#### PROVIDED RECORDS ####

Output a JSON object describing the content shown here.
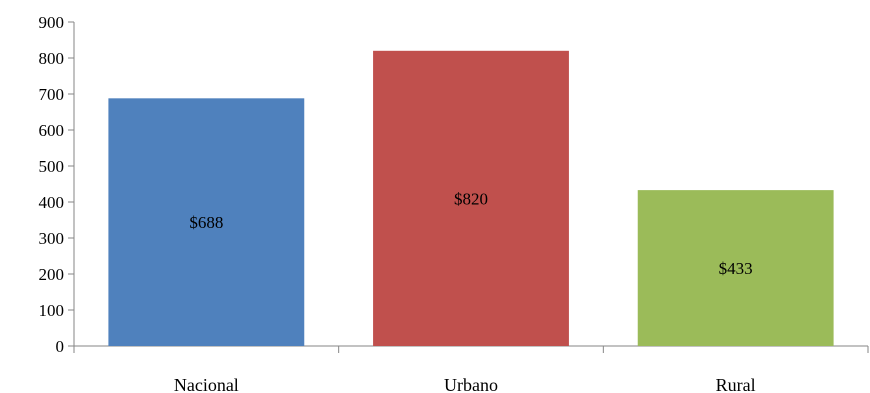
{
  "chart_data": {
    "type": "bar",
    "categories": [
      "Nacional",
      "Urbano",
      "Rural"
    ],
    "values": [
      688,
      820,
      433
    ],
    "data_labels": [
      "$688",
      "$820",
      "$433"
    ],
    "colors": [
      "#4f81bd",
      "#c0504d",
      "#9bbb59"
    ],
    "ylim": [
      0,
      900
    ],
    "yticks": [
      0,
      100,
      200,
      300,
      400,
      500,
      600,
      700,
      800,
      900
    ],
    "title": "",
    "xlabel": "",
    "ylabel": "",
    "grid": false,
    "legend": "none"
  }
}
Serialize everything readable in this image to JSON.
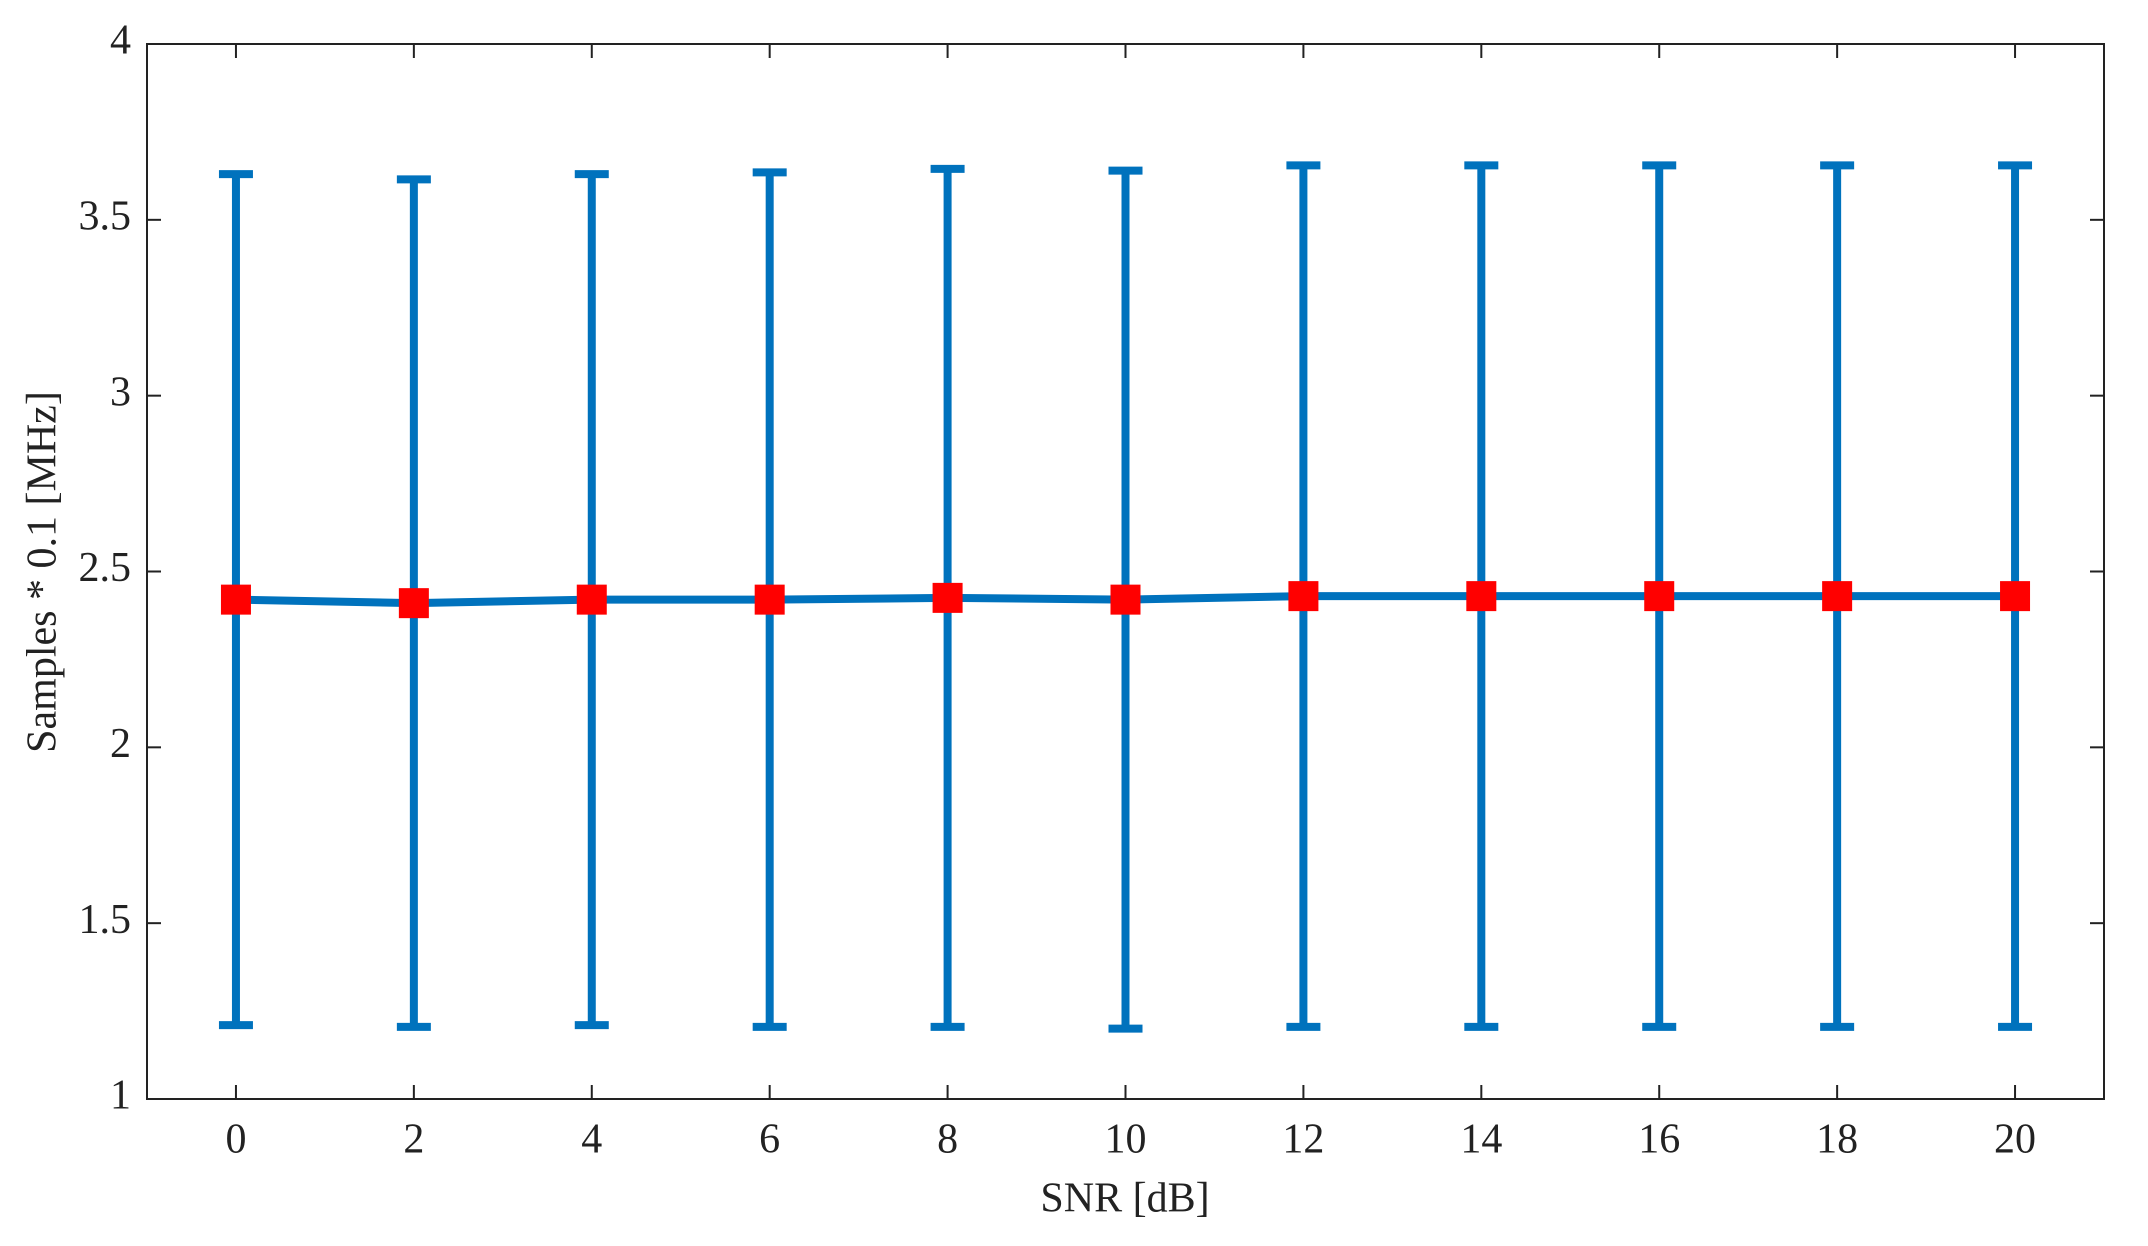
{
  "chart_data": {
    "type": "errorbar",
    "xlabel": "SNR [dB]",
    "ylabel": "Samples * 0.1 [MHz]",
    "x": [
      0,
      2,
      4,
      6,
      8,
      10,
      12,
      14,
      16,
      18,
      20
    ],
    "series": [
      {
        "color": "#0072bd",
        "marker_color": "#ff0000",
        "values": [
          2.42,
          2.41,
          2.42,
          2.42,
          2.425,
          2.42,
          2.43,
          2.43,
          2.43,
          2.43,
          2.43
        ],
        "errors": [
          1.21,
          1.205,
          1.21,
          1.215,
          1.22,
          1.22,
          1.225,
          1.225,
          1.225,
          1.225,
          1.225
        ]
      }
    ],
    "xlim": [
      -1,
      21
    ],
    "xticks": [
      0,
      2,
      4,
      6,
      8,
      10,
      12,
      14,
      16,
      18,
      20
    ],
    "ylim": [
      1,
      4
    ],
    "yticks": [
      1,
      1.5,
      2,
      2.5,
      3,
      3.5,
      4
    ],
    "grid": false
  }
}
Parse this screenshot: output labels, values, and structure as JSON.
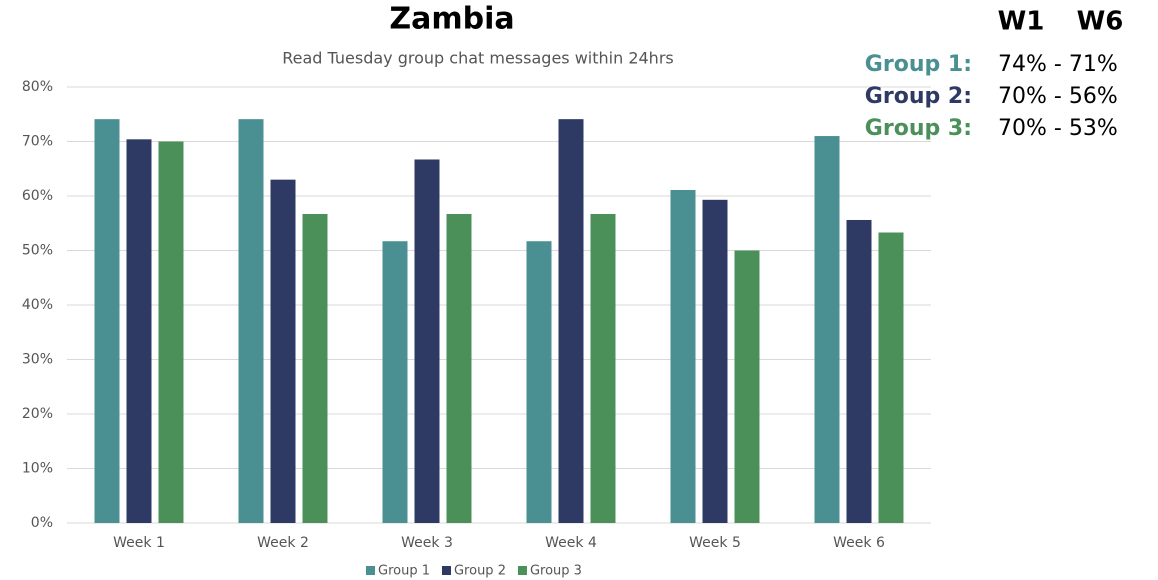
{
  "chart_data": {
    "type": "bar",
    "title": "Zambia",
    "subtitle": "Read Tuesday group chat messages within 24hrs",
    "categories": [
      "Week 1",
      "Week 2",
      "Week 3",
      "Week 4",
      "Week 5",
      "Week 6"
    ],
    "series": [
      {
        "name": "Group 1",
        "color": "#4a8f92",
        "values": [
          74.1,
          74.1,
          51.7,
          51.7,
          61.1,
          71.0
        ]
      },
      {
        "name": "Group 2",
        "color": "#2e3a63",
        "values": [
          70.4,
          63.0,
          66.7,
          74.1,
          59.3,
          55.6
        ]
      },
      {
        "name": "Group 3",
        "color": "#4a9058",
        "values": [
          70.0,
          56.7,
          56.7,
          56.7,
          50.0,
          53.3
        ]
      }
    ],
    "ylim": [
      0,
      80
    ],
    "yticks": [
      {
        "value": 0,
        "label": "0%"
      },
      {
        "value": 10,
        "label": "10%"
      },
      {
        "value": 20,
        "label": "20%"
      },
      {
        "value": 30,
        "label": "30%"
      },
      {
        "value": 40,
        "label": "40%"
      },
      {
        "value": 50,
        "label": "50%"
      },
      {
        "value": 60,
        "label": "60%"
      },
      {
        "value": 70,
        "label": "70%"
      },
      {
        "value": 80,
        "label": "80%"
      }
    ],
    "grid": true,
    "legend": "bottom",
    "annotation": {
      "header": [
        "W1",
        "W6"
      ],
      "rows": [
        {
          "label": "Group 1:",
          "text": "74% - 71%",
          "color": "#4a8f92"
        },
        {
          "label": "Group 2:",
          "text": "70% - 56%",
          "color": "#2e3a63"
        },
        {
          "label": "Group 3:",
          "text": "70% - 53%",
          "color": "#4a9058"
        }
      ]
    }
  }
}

####

--- PROBLEM TO WORK ON ---
Omit the pictures and reproduce the listing exactly.

--- OUTPUT FOR THIS EXERCISE ---
Output a JSON object describing the content shown here.
{
  "chart_data": {
    "type": "bar",
    "categories": [
      "Nacional",
      "Urbano",
      "Rural"
    ],
    "values": [
      688,
      820,
      433
    ],
    "data_labels": [
      "$688",
      "$820",
      "$433"
    ],
    "colors": [
      "#4f81bd",
      "#c0504d",
      "#9bbb59"
    ],
    "ylim": [
      0,
      900
    ],
    "yticks": [
      0,
      100,
      200,
      300,
      400,
      500,
      600,
      700,
      800,
      900
    ],
    "title": "",
    "xlabel": "",
    "ylabel": "",
    "grid": false,
    "legend": "none"
  }
}
Serialize everything readable in this image to JSON.
{
  "chart_data": {
    "type": "errorbar",
    "xlabel": "SNR [dB]",
    "ylabel": "Samples * 0.1 [MHz]",
    "x": [
      0,
      2,
      4,
      6,
      8,
      10,
      12,
      14,
      16,
      18,
      20
    ],
    "series": [
      {
        "color": "#0072bd",
        "marker_color": "#ff0000",
        "values": [
          2.42,
          2.41,
          2.42,
          2.42,
          2.425,
          2.42,
          2.43,
          2.43,
          2.43,
          2.43,
          2.43
        ],
        "errors": [
          1.21,
          1.205,
          1.21,
          1.215,
          1.22,
          1.22,
          1.225,
          1.225,
          1.225,
          1.225,
          1.225
        ]
      }
    ],
    "xlim": [
      -1,
      21
    ],
    "xticks": [
      0,
      2,
      4,
      6,
      8,
      10,
      12,
      14,
      16,
      18,
      20
    ],
    "ylim": [
      1,
      4
    ],
    "yticks": [
      1,
      1.5,
      2,
      2.5,
      3,
      3.5,
      4
    ],
    "grid": false
  }
}
Parse this screenshot: output labels, values, and structure as JSON.
{
  "chart_data": {
    "type": "bar",
    "title": "Zambia",
    "subtitle": "Read Tuesday group chat messages within 24hrs",
    "categories": [
      "Week 1",
      "Week 2",
      "Week 3",
      "Week 4",
      "Week 5",
      "Week 6"
    ],
    "series": [
      {
        "name": "Group 1",
        "color": "#4a8f92",
        "values": [
          74.1,
          74.1,
          51.7,
          51.7,
          61.1,
          71.0
        ]
      },
      {
        "name": "Group 2",
        "color": "#2e3a63",
        "values": [
          70.4,
          63.0,
          66.7,
          74.1,
          59.3,
          55.6
        ]
      },
      {
        "name": "Group 3",
        "color": "#4a9058",
        "values": [
          70.0,
          56.7,
          56.7,
          56.7,
          50.0,
          53.3
        ]
      }
    ],
    "ylim": [
      0,
      80
    ],
    "yticks": [
      {
        "value": 0,
        "label": "0%"
      },
      {
        "value": 10,
        "label": "10%"
      },
      {
        "value": 20,
        "label": "20%"
      },
      {
        "value": 30,
        "label": "30%"
      },
      {
        "value": 40,
        "label": "40%"
      },
      {
        "value": 50,
        "label": "50%"
      },
      {
        "value": 60,
        "label": "60%"
      },
      {
        "value": 70,
        "label": "70%"
      },
      {
        "value": 80,
        "label": "80%"
      }
    ],
    "grid": true,
    "legend": "bottom",
    "annotation": {
      "header": [
        "W1",
        "W6"
      ],
      "rows": [
        {
          "label": "Group 1:",
          "text": "74% - 71%",
          "color": "#4a8f92"
        },
        {
          "label": "Group 2:",
          "text": "70% - 56%",
          "color": "#2e3a63"
        },
        {
          "label": "Group 3:",
          "text": "70% - 53%",
          "color": "#4a9058"
        }
      ]
    }
  }
}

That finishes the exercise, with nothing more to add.